## Start Record excerpts
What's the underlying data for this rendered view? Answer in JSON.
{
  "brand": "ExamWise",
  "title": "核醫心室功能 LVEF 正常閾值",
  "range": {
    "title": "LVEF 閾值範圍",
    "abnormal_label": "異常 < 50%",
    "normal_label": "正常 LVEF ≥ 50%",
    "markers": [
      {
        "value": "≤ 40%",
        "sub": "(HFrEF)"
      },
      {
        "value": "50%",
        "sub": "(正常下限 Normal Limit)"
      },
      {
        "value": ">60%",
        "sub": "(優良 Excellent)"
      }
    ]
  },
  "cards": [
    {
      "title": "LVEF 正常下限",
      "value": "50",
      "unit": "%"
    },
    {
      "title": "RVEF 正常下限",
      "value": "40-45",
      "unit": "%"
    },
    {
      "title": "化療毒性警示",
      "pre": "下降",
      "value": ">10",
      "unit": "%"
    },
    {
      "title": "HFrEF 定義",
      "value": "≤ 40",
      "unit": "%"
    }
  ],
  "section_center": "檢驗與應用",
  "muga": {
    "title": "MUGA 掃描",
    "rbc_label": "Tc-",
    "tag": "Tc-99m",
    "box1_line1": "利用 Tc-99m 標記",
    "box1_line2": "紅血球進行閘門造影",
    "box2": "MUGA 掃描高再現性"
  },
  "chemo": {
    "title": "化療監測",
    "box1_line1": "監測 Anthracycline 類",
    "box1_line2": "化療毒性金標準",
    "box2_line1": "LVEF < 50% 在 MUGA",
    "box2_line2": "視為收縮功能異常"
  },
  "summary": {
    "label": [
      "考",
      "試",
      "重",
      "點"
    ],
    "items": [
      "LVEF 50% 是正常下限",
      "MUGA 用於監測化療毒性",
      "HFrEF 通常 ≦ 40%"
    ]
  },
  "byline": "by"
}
## End Record excerpts
Find every line that has "title" in it, then return those lines.

  "title": "核醫心室功能 LVEF 正常閾值",
    "title": "LVEF 閾值範圍",
      "title": "LVEF 正常下限",
      "title": "RVEF 正常下限",
      "title": "化療毒性警示",
      "title": "HFrEF 定義",
    "title": "MUGA 掃描",
    "title": "化療監測",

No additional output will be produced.